* Begin Records to process *
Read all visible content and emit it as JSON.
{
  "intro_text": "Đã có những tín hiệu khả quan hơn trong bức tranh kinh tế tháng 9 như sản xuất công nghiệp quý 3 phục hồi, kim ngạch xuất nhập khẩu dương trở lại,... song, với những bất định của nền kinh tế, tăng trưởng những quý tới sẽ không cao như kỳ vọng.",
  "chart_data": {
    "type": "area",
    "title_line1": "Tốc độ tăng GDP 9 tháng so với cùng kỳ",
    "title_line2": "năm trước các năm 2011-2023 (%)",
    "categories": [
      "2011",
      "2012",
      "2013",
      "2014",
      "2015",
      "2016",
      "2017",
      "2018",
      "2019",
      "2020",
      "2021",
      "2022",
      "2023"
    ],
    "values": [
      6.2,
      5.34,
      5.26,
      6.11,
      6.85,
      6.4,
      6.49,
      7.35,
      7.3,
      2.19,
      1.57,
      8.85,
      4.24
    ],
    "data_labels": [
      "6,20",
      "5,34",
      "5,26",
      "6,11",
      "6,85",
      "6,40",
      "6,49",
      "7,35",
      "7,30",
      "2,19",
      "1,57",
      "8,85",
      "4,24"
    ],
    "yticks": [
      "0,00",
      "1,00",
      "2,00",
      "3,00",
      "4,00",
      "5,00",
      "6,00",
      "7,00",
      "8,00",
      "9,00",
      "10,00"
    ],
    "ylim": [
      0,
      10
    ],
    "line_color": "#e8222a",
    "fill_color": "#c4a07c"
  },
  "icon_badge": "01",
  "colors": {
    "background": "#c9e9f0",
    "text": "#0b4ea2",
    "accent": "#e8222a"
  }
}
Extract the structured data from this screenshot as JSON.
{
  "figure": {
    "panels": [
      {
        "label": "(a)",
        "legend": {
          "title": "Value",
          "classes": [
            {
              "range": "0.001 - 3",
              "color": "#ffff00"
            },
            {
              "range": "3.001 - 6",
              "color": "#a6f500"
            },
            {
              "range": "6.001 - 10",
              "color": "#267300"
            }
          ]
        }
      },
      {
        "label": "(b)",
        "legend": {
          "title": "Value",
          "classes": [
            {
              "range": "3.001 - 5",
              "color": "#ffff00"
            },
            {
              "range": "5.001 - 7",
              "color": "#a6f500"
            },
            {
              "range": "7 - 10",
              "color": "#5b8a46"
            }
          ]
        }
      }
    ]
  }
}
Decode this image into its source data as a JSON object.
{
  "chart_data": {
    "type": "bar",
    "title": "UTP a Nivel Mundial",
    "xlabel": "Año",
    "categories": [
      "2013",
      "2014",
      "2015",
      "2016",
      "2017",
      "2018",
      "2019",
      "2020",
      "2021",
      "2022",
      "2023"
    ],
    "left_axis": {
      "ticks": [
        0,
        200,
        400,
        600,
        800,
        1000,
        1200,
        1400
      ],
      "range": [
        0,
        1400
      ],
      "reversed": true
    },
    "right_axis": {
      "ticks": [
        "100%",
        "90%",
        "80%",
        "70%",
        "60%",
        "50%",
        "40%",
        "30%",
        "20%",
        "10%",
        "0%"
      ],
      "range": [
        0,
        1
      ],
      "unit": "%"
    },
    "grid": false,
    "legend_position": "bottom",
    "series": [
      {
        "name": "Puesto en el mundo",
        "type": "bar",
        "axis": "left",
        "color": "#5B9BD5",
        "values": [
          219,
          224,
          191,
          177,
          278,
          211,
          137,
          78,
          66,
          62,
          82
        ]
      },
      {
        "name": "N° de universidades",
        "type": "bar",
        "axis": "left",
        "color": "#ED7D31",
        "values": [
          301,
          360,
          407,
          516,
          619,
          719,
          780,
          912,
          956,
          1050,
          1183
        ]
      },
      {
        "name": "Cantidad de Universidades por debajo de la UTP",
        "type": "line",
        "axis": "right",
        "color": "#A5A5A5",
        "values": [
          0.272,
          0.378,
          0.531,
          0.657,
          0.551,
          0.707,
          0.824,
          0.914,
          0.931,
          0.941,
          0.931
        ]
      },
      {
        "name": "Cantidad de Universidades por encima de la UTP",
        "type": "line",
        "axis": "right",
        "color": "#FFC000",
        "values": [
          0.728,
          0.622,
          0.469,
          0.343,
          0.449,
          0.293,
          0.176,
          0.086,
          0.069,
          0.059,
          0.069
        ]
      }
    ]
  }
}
* End Records to process *
Produce an exact copy of every entry above.

Read all visible content and emit it as JSON.
{
  "intro_text": "Đã có những tín hiệu khả quan hơn trong bức tranh kinh tế tháng 9 như sản xuất công nghiệp quý 3 phục hồi, kim ngạch xuất nhập khẩu dương trở lại,... song, với những bất định của nền kinh tế, tăng trưởng những quý tới sẽ không cao như kỳ vọng.",
  "chart_data": {
    "type": "area",
    "title_line1": "Tốc độ tăng GDP 9 tháng so với cùng kỳ",
    "title_line2": "năm trước các năm 2011-2023 (%)",
    "categories": [
      "2011",
      "2012",
      "2013",
      "2014",
      "2015",
      "2016",
      "2017",
      "2018",
      "2019",
      "2020",
      "2021",
      "2022",
      "2023"
    ],
    "values": [
      6.2,
      5.34,
      5.26,
      6.11,
      6.85,
      6.4,
      6.49,
      7.35,
      7.3,
      2.19,
      1.57,
      8.85,
      4.24
    ],
    "data_labels": [
      "6,20",
      "5,34",
      "5,26",
      "6,11",
      "6,85",
      "6,40",
      "6,49",
      "7,35",
      "7,30",
      "2,19",
      "1,57",
      "8,85",
      "4,24"
    ],
    "yticks": [
      "0,00",
      "1,00",
      "2,00",
      "3,00",
      "4,00",
      "5,00",
      "6,00",
      "7,00",
      "8,00",
      "9,00",
      "10,00"
    ],
    "ylim": [
      0,
      10
    ],
    "line_color": "#e8222a",
    "fill_color": "#c4a07c"
  },
  "icon_badge": "01",
  "colors": {
    "background": "#c9e9f0",
    "text": "#0b4ea2",
    "accent": "#e8222a"
  }
}
Extract the structured data from this screenshot as JSON.
{
  "figure": {
    "panels": [
      {
        "label": "(a)",
        "legend": {
          "title": "Value",
          "classes": [
            {
              "range": "0.001 - 3",
              "color": "#ffff00"
            },
            {
              "range": "3.001 - 6",
              "color": "#a6f500"
            },
            {
              "range": "6.001 - 10",
              "color": "#267300"
            }
          ]
        }
      },
      {
        "label": "(b)",
        "legend": {
          "title": "Value",
          "classes": [
            {
              "range": "3.001 - 5",
              "color": "#ffff00"
            },
            {
              "range": "5.001 - 7",
              "color": "#a6f500"
            },
            {
              "range": "7 - 10",
              "color": "#5b8a46"
            }
          ]
        }
      }
    ]
  }
}
Decode this image into its source data as a JSON object.
{
  "chart_data": {
    "type": "bar",
    "title": "UTP a Nivel Mundial",
    "xlabel": "Año",
    "categories": [
      "2013",
      "2014",
      "2015",
      "2016",
      "2017",
      "2018",
      "2019",
      "2020",
      "2021",
      "2022",
      "2023"
    ],
    "left_axis": {
      "ticks": [
        0,
        200,
        400,
        600,
        800,
        1000,
        1200,
        1400
      ],
      "range": [
        0,
        1400
      ],
      "reversed": true
    },
    "right_axis": {
      "ticks": [
        "100%",
        "90%",
        "80%",
        "70%",
        "60%",
        "50%",
        "40%",
        "30%",
        "20%",
        "10%",
        "0%"
      ],
      "range": [
        0,
        1
      ],
      "unit": "%"
    },
    "grid": false,
    "legend_position": "bottom",
    "series": [
      {
        "name": "Puesto en el mundo",
        "type": "bar",
        "axis": "left",
        "color": "#5B9BD5",
        "values": [
          219,
          224,
          191,
          177,
          278,
          211,
          137,
          78,
          66,
          62,
          82
        ]
      },
      {
        "name": "N° de universidades",
        "type": "bar",
        "axis": "left",
        "color": "#ED7D31",
        "values": [
          301,
          360,
          407,
          516,
          619,
          719,
          780,
          912,
          956,
          1050,
          1183
        ]
      },
      {
        "name": "Cantidad de Universidades por debajo de la UTP",
        "type": "line",
        "axis": "right",
        "color": "#A5A5A5",
        "values": [
          0.272,
          0.378,
          0.531,
          0.657,
          0.551,
          0.707,
          0.824,
          0.914,
          0.931,
          0.941,
          0.931
        ]
      },
      {
        "name": "Cantidad de Universidades por encima de la UTP",
        "type": "line",
        "axis": "right",
        "color": "#FFC000",
        "values": [
          0.728,
          0.622,
          0.469,
          0.343,
          0.449,
          0.293,
          0.176,
          0.086,
          0.069,
          0.059,
          0.069
        ]
      }
    ]
  }
}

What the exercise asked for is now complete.